What you will do >>
Repeat every entry in the listing below, exactly.

▬▬▬

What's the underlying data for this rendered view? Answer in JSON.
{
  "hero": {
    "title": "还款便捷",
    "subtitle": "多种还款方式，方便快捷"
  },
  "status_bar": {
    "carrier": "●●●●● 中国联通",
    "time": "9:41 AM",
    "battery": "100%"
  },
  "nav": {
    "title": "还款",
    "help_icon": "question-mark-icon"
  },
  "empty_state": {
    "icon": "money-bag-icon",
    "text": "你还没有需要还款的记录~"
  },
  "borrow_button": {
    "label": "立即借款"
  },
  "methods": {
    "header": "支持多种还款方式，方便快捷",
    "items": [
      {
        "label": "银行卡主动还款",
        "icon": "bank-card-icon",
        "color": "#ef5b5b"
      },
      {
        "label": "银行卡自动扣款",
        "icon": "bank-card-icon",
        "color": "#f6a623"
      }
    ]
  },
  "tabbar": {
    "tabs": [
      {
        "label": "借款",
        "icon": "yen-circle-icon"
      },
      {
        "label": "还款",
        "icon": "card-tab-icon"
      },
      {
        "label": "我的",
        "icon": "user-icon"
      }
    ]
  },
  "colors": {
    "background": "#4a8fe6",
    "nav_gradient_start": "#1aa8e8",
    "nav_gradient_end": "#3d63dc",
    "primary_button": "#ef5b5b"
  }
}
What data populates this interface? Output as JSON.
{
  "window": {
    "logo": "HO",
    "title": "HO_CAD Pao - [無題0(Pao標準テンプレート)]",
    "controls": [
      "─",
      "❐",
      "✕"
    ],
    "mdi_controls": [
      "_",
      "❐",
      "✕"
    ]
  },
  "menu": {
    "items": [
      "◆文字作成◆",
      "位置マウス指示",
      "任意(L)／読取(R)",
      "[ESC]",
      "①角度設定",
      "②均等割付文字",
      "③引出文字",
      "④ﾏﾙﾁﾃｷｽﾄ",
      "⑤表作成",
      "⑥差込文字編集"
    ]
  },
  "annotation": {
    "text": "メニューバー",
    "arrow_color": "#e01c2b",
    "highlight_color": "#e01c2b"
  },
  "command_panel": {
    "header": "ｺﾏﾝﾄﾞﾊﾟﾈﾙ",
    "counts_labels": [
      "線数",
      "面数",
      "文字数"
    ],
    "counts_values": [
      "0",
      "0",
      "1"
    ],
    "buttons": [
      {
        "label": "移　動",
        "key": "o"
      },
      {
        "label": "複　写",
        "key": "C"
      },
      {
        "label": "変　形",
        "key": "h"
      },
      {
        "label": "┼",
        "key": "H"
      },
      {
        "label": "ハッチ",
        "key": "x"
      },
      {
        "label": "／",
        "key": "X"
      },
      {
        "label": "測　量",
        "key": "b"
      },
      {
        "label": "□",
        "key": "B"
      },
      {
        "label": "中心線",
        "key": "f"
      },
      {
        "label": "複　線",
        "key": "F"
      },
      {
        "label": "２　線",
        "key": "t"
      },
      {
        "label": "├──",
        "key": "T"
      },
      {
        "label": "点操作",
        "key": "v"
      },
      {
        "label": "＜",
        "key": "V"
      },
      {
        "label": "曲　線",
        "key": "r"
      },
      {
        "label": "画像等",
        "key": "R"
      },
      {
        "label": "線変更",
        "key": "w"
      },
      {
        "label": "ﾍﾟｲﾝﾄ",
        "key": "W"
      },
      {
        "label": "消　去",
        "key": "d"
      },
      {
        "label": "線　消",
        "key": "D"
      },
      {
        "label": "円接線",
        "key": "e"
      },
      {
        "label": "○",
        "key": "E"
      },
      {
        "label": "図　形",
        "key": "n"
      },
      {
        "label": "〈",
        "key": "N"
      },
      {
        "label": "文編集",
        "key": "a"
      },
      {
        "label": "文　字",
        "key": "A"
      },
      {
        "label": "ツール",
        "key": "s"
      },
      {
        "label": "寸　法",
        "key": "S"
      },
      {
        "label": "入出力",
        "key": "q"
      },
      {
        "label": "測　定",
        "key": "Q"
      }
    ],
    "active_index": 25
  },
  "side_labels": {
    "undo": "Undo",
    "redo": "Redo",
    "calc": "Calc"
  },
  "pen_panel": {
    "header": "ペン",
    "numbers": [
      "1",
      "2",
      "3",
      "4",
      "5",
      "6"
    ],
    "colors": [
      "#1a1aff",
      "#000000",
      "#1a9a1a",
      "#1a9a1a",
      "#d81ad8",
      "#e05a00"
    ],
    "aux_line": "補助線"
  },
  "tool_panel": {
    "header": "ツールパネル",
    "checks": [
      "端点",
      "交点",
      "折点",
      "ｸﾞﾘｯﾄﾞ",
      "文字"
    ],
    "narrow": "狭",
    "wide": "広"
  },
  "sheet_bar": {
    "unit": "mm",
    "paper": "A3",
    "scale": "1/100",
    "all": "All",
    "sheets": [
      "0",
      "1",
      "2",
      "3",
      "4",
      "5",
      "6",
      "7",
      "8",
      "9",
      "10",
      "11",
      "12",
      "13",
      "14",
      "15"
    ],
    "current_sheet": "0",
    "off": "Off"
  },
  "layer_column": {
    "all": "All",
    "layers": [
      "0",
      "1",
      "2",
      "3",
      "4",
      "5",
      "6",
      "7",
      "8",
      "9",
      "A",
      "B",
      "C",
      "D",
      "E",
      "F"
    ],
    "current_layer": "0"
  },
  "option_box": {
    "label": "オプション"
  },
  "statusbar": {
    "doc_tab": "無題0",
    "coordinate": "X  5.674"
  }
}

▬▬▬

Answer below >>
What's the underlying data for this rendered view? Answer in JSON.
{
  "hero": {
    "title": "还款便捷",
    "subtitle": "多种还款方式，方便快捷"
  },
  "status_bar": {
    "carrier": "●●●●● 中国联通",
    "time": "9:41 AM",
    "battery": "100%"
  },
  "nav": {
    "title": "还款",
    "help_icon": "question-mark-icon"
  },
  "empty_state": {
    "icon": "money-bag-icon",
    "text": "你还没有需要还款的记录~"
  },
  "borrow_button": {
    "label": "立即借款"
  },
  "methods": {
    "header": "支持多种还款方式，方便快捷",
    "items": [
      {
        "label": "银行卡主动还款",
        "icon": "bank-card-icon",
        "color": "#ef5b5b"
      },
      {
        "label": "银行卡自动扣款",
        "icon": "bank-card-icon",
        "color": "#f6a623"
      }
    ]
  },
  "tabbar": {
    "tabs": [
      {
        "label": "借款",
        "icon": "yen-circle-icon"
      },
      {
        "label": "还款",
        "icon": "card-tab-icon"
      },
      {
        "label": "我的",
        "icon": "user-icon"
      }
    ]
  },
  "colors": {
    "background": "#4a8fe6",
    "nav_gradient_start": "#1aa8e8",
    "nav_gradient_end": "#3d63dc",
    "primary_button": "#ef5b5b"
  }
}
What data populates this interface? Output as JSON.
{
  "window": {
    "logo": "HO",
    "title": "HO_CAD Pao - [無題0(Pao標準テンプレート)]",
    "controls": [
      "─",
      "❐",
      "✕"
    ],
    "mdi_controls": [
      "_",
      "❐",
      "✕"
    ]
  },
  "menu": {
    "items": [
      "◆文字作成◆",
      "位置マウス指示",
      "任意(L)／読取(R)",
      "[ESC]",
      "①角度設定",
      "②均等割付文字",
      "③引出文字",
      "④ﾏﾙﾁﾃｷｽﾄ",
      "⑤表作成",
      "⑥差込文字編集"
    ]
  },
  "annotation": {
    "text": "メニューバー",
    "arrow_color": "#e01c2b",
    "highlight_color": "#e01c2b"
  },
  "command_panel": {
    "header": "ｺﾏﾝﾄﾞﾊﾟﾈﾙ",
    "counts_labels": [
      "線数",
      "面数",
      "文字数"
    ],
    "counts_values": [
      "0",
      "0",
      "1"
    ],
    "buttons": [
      {
        "label": "移　動",
        "key": "o"
      },
      {
        "label": "複　写",
        "key": "C"
      },
      {
        "label": "変　形",
        "key": "h"
      },
      {
        "label": "┼",
        "key": "H"
      },
      {
        "label": "ハッチ",
        "key": "x"
      },
      {
        "label": "／",
        "key": "X"
      },
      {
        "label": "測　量",
        "key": "b"
      },
      {
        "label": "□",
        "key": "B"
      },
      {
        "label": "中心線",
        "key": "f"
      },
      {
        "label": "複　線",
        "key": "F"
      },
      {
        "label": "２　線",
        "key": "t"
      },
      {
        "label": "├──",
        "key": "T"
      },
      {
        "label": "点操作",
        "key": "v"
      },
      {
        "label": "＜",
        "key": "V"
      },
      {
        "label": "曲　線",
        "key": "r"
      },
      {
        "label": "画像等",
        "key": "R"
      },
      {
        "label": "線変更",
        "key": "w"
      },
      {
        "label": "ﾍﾟｲﾝﾄ",
        "key": "W"
      },
      {
        "label": "消　去",
        "key": "d"
      },
      {
        "label": "線　消",
        "key": "D"
      },
      {
        "label": "円接線",
        "key": "e"
      },
      {
        "label": "○",
        "key": "E"
      },
      {
        "label": "図　形",
        "key": "n"
      },
      {
        "label": "〈",
        "key": "N"
      },
      {
        "label": "文編集",
        "key": "a"
      },
      {
        "label": "文　字",
        "key": "A"
      },
      {
        "label": "ツール",
        "key": "s"
      },
      {
        "label": "寸　法",
        "key": "S"
      },
      {
        "label": "入出力",
        "key": "q"
      },
      {
        "label": "測　定",
        "key": "Q"
      }
    ],
    "active_index": 25
  },
  "side_labels": {
    "undo": "Undo",
    "redo": "Redo",
    "calc": "Calc"
  },
  "pen_panel": {
    "header": "ペン",
    "numbers": [
      "1",
      "2",
      "3",
      "4",
      "5",
      "6"
    ],
    "colors": [
      "#1a1aff",
      "#000000",
      "#1a9a1a",
      "#1a9a1a",
      "#d81ad8",
      "#e05a00"
    ],
    "aux_line": "補助線"
  },
  "tool_panel": {
    "header": "ツールパネル",
    "checks": [
      "端点",
      "交点",
      "折点",
      "ｸﾞﾘｯﾄﾞ",
      "文字"
    ],
    "narrow": "狭",
    "wide": "広"
  },
  "sheet_bar": {
    "unit": "mm",
    "paper": "A3",
    "scale": "1/100",
    "all": "All",
    "sheets": [
      "0",
      "1",
      "2",
      "3",
      "4",
      "5",
      "6",
      "7",
      "8",
      "9",
      "10",
      "11",
      "12",
      "13",
      "14",
      "15"
    ],
    "current_sheet": "0",
    "off": "Off"
  },
  "layer_column": {
    "all": "All",
    "layers": [
      "0",
      "1",
      "2",
      "3",
      "4",
      "5",
      "6",
      "7",
      "8",
      "9",
      "A",
      "B",
      "C",
      "D",
      "E",
      "F"
    ],
    "current_layer": "0"
  },
  "option_box": {
    "label": "オプション"
  },
  "statusbar": {
    "doc_tab": "無題0",
    "coordinate": "X  5.674"
  }
}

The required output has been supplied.